**Data in this exercise:**
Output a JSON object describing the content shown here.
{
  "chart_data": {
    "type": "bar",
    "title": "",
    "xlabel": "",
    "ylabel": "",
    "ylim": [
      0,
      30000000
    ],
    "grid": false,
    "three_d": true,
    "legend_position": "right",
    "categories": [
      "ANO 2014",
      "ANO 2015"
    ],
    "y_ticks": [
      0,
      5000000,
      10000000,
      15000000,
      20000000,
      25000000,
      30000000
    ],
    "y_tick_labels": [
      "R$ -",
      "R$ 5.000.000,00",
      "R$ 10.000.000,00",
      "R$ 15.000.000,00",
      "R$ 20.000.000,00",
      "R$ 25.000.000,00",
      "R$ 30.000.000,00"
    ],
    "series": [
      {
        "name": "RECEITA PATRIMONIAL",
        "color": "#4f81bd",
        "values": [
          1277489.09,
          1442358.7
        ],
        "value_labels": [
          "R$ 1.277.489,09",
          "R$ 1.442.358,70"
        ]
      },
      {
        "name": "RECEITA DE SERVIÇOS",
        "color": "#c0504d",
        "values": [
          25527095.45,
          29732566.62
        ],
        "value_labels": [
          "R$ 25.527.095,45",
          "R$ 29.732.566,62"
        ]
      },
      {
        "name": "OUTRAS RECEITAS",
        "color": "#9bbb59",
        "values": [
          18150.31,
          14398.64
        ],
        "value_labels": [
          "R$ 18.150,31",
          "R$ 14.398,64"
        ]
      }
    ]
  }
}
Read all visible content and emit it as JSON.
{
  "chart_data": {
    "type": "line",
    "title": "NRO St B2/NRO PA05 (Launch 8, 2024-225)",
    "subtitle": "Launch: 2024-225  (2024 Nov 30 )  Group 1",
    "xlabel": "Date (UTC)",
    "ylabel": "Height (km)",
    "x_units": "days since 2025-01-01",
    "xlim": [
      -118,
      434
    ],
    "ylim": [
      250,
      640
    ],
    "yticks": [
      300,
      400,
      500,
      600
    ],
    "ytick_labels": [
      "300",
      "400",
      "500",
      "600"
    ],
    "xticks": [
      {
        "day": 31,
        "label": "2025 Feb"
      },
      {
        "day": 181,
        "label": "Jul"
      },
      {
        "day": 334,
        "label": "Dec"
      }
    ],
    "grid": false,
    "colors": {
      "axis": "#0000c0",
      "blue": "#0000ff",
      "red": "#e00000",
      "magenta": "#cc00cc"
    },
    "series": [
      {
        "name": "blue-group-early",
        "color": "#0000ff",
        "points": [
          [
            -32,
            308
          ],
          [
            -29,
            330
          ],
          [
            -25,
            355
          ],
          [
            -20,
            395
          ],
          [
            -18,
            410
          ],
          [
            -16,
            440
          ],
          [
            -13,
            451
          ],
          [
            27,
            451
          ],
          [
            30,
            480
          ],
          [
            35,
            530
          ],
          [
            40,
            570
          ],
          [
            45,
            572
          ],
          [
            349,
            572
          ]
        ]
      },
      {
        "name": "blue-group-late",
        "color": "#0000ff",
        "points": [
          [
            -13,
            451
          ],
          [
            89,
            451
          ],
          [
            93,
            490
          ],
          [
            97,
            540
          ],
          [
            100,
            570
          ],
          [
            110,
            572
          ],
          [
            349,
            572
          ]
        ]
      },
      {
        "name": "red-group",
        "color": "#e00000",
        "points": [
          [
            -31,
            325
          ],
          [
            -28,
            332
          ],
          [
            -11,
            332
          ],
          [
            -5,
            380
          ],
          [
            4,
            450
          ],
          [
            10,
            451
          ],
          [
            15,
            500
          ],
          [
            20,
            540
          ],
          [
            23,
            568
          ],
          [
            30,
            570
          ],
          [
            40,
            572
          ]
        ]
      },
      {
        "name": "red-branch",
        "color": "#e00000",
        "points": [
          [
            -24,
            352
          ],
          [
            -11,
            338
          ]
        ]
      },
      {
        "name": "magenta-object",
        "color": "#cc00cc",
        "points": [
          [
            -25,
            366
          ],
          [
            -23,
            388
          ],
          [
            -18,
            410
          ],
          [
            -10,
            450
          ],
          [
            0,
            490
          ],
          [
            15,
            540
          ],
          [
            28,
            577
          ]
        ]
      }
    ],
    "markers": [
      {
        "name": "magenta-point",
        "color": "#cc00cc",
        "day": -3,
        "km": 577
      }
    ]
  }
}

**Task to carry out:** Using the listing above, return all lines where the word "magenta" occurs.

**Completed exercise:**
      "magenta": "#cc00cc"
        "name": "magenta-object",
        "name": "magenta-point",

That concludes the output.